● Exercise:
Omit every picture and return the rest of the data unaltered.

● Data provided:
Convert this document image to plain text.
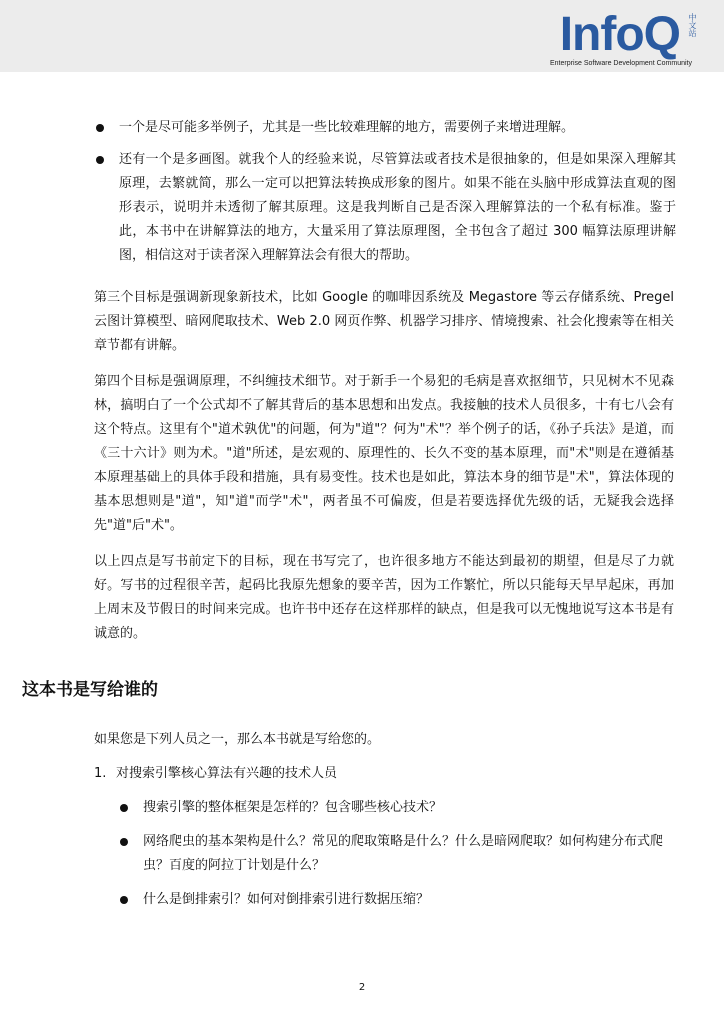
InfoQ 中文站
Enterprise Software Development Community
一个是尽可能多举例子，尤其是一些比较难理解的地方，需要例子来增进理解。
还有一个是多画图。就我个人的经验来说，尽管算法或者技术是很抽象的，但是如果深入理解其原理，去繁就简，那么一定可以把算法转换成形象的图片。如果不能在头脑中形成算法直观的图形表示，说明并未透彻了解其原理。这是我判断自己是否深入理解算法的一个私有标准。鉴于此，本书中在讲解算法的地方，大量采用了算法原理图，全书包含了超过 300 幅算法原理讲解图，相信这对于读者深入理解算法会有很大的帮助。
第三个目标是强调新现象新技术，比如 Google 的咖啡因系统及 Megastore 等云存储系统、Pregel 云图计算模型、暗网爬取技术、Web 2.0 网页作弊、机器学习排序、情境搜索、社会化搜索等在相关章节都有讲解。
第四个目标是强调原理，不纠缠技术细节。对于新手一个易犯的毛病是喜欢抠细节，只见树木不见森林，搞明白了一个公式却不了解其背后的基本思想和出发点。我接触的技术人员很多，十有七八会有这个特点。这里有个"道术孰优"的问题，何为"道"？何为"术"？举个例子的话，《孙子兵法》是道，而《三十六计》则为术。"道"所述，是宏观的、原理性的、长久不变的基本原理，而"术"则是在遵循基本原理基础上的具体手段和措施，具有易变性。技术也是如此，算法本身的细节是"术"，算法体现的基本思想则是"道"，知"道"而学"术"，两者虽不可偏废，但是若要选择优先级的话，无疑我会选择先"道"后"术"。
以上四点是写书前定下的目标，现在书写完了，也许很多地方不能达到最初的期望，但是尽了力就好。写书的过程很辛苦，起码比我原先想象的要辛苦，因为工作繁忙，所以只能每天早早起床，再加上周末及节假日的时间来完成。也许书中还存在这样那样的缺点，但是我可以无愧地说写这本书是有诚意的。
这本书是写给谁的
如果您是下列人员之一，那么本书就是写给您的。
1. 对搜索引擎核心算法有兴趣的技术人员
搜索引擎的整体框架是怎样的？包含哪些核心技术？
网络爬虫的基本架构是什么？常见的爬取策略是什么？什么是暗网爬取？如何构建分布式爬虫？百度的阿拉丁计划是什么？
什么是倒排索引？如何对倒排索引进行数据压缩？
2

● Written answer:
Convert this document image to plain text.
InfoQ 中文站
Enterprise Software Development Community
一个是尽可能多举例子，尤其是一些比较难理解的地方，需要例子来增进理解。
还有一个是多画图。就我个人的经验来说，尽管算法或者技术是很抽象的，但是如果深入理解其原理，去繁就简，那么一定可以把算法转换成形象的图片。如果不能在头脑中形成算法直观的图形表示，说明并未透彻了解其原理。这是我判断自己是否深入理解算法的一个私有标准。鉴于此，本书中在讲解算法的地方，大量采用了算法原理图，全书包含了超过 300 幅算法原理讲解图，相信这对于读者深入理解算法会有很大的帮助。
第三个目标是强调新现象新技术，比如 Google 的咖啡因系统及 Megastore 等云存储系统、Pregel 云图计算模型、暗网爬取技术、Web 2.0 网页作弊、机器学习排序、情境搜索、社会化搜索等在相关章节都有讲解。
第四个目标是强调原理，不纠缠技术细节。对于新手一个易犯的毛病是喜欢抠细节，只见树木不见森林，搞明白了一个公式却不了解其背后的基本思想和出发点。我接触的技术人员很多，十有七八会有这个特点。这里有个"道术孰优"的问题，何为"道"？何为"术"？举个例子的话，《孙子兵法》是道，而《三十六计》则为术。"道"所述，是宏观的、原理性的、长久不变的基本原理，而"术"则是在遵循基本原理基础上的具体手段和措施，具有易变性。技术也是如此，算法本身的细节是"术"，算法体现的基本思想则是"道"，知"道"而学"术"，两者虽不可偏废，但是若要选择优先级的话，无疑我会选择先"道"后"术"。
以上四点是写书前定下的目标，现在书写完了，也许很多地方不能达到最初的期望，但是尽了力就好。写书的过程很辛苦，起码比我原先想象的要辛苦，因为工作繁忙，所以只能每天早早起床，再加上周末及节假日的时间来完成。也许书中还存在这样那样的缺点，但是我可以无愧地说写这本书是有诚意的。
这本书是写给谁的
如果您是下列人员之一，那么本书就是写给您的。
1. 对搜索引擎核心算法有兴趣的技术人员
搜索引擎的整体框架是怎样的？包含哪些核心技术？
网络爬虫的基本架构是什么？常见的爬取策略是什么？什么是暗网爬取？如何构建分布式爬虫？百度的阿拉丁计划是什么？
什么是倒排索引？如何对倒排索引进行数据压缩？
2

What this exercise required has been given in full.